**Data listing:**
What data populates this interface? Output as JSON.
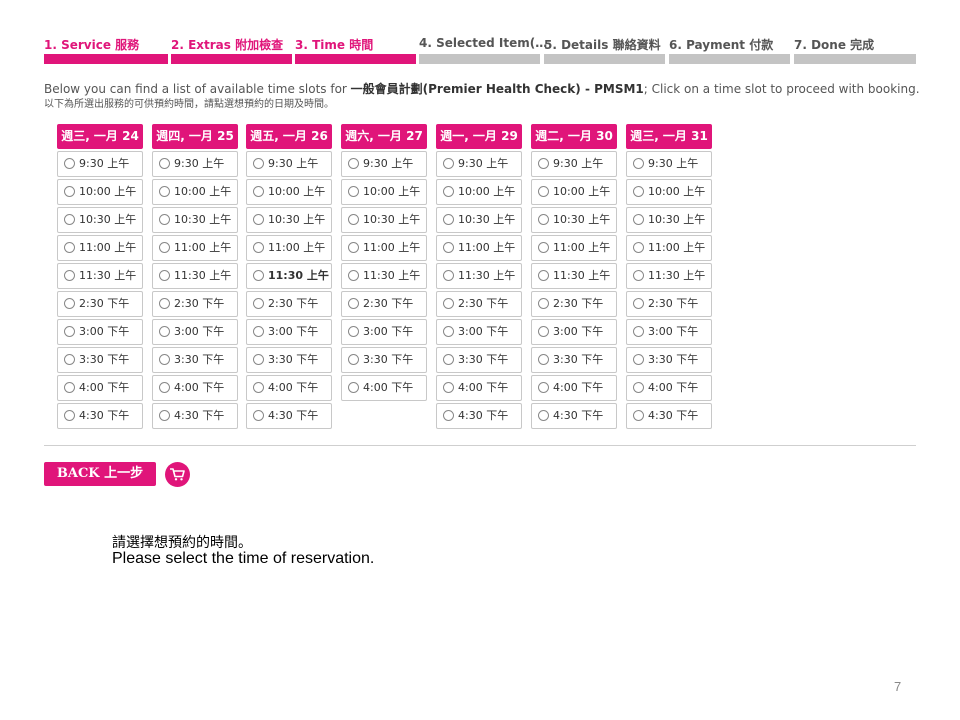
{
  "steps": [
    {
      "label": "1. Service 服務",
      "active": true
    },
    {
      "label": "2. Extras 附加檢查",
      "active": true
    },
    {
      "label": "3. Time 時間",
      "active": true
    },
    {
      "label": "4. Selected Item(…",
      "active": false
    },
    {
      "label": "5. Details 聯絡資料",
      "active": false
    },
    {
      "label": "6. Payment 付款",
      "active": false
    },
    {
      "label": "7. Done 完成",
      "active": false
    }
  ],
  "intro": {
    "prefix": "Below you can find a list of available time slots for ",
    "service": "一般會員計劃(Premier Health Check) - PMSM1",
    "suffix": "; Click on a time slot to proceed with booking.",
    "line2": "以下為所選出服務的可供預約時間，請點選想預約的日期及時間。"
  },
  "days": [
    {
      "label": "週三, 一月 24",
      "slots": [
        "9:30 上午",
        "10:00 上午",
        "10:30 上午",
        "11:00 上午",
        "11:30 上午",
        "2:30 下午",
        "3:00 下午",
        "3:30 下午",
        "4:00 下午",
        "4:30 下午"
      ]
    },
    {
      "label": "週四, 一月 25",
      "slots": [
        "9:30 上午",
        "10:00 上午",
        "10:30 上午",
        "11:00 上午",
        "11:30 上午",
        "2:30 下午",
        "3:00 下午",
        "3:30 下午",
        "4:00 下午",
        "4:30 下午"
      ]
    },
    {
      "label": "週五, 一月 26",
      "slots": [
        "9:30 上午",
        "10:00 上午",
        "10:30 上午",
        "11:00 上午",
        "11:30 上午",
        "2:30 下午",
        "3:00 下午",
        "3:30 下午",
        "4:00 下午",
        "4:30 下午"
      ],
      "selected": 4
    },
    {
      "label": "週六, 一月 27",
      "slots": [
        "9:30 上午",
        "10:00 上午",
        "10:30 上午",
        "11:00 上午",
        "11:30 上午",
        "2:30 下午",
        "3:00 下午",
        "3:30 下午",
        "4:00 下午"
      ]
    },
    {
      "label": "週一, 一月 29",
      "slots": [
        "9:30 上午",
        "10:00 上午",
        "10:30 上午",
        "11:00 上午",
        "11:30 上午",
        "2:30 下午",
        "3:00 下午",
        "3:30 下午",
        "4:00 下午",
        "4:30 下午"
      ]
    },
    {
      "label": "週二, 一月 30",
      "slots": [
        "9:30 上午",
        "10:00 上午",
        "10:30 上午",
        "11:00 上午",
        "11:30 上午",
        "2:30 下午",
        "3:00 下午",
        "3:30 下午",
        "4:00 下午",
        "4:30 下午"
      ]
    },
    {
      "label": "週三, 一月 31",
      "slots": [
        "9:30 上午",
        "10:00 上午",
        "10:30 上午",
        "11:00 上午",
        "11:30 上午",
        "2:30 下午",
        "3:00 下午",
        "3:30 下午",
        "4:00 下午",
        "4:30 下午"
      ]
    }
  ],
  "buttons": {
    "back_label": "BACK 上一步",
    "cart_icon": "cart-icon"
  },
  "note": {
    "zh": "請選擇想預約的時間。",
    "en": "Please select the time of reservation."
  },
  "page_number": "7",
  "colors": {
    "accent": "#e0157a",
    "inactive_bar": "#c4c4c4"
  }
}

**WHAT IS NEEDED:**
Transcribe the whole listing exactly. Pictures are excluded.

**RESPONSE TO THE TASK:**
What data populates this interface? Output as JSON.
{
  "steps": [
    {
      "label": "1. Service 服務",
      "active": true
    },
    {
      "label": "2. Extras 附加檢查",
      "active": true
    },
    {
      "label": "3. Time 時間",
      "active": true
    },
    {
      "label": "4. Selected Item(…",
      "active": false
    },
    {
      "label": "5. Details 聯絡資料",
      "active": false
    },
    {
      "label": "6. Payment 付款",
      "active": false
    },
    {
      "label": "7. Done 完成",
      "active": false
    }
  ],
  "intro": {
    "prefix": "Below you can find a list of available time slots for ",
    "service": "一般會員計劃(Premier Health Check) - PMSM1",
    "suffix": "; Click on a time slot to proceed with booking.",
    "line2": "以下為所選出服務的可供預約時間，請點選想預約的日期及時間。"
  },
  "days": [
    {
      "label": "週三, 一月 24",
      "slots": [
        "9:30 上午",
        "10:00 上午",
        "10:30 上午",
        "11:00 上午",
        "11:30 上午",
        "2:30 下午",
        "3:00 下午",
        "3:30 下午",
        "4:00 下午",
        "4:30 下午"
      ]
    },
    {
      "label": "週四, 一月 25",
      "slots": [
        "9:30 上午",
        "10:00 上午",
        "10:30 上午",
        "11:00 上午",
        "11:30 上午",
        "2:30 下午",
        "3:00 下午",
        "3:30 下午",
        "4:00 下午",
        "4:30 下午"
      ]
    },
    {
      "label": "週五, 一月 26",
      "slots": [
        "9:30 上午",
        "10:00 上午",
        "10:30 上午",
        "11:00 上午",
        "11:30 上午",
        "2:30 下午",
        "3:00 下午",
        "3:30 下午",
        "4:00 下午",
        "4:30 下午"
      ],
      "selected": 4
    },
    {
      "label": "週六, 一月 27",
      "slots": [
        "9:30 上午",
        "10:00 上午",
        "10:30 上午",
        "11:00 上午",
        "11:30 上午",
        "2:30 下午",
        "3:00 下午",
        "3:30 下午",
        "4:00 下午"
      ]
    },
    {
      "label": "週一, 一月 29",
      "slots": [
        "9:30 上午",
        "10:00 上午",
        "10:30 上午",
        "11:00 上午",
        "11:30 上午",
        "2:30 下午",
        "3:00 下午",
        "3:30 下午",
        "4:00 下午",
        "4:30 下午"
      ]
    },
    {
      "label": "週二, 一月 30",
      "slots": [
        "9:30 上午",
        "10:00 上午",
        "10:30 上午",
        "11:00 上午",
        "11:30 上午",
        "2:30 下午",
        "3:00 下午",
        "3:30 下午",
        "4:00 下午",
        "4:30 下午"
      ]
    },
    {
      "label": "週三, 一月 31",
      "slots": [
        "9:30 上午",
        "10:00 上午",
        "10:30 上午",
        "11:00 上午",
        "11:30 上午",
        "2:30 下午",
        "3:00 下午",
        "3:30 下午",
        "4:00 下午",
        "4:30 下午"
      ]
    }
  ],
  "buttons": {
    "back_label": "BACK 上一步",
    "cart_icon": "cart-icon"
  },
  "note": {
    "zh": "請選擇想預約的時間。",
    "en": "Please select the time of reservation."
  },
  "page_number": "7",
  "colors": {
    "accent": "#e0157a",
    "inactive_bar": "#c4c4c4"
  }
}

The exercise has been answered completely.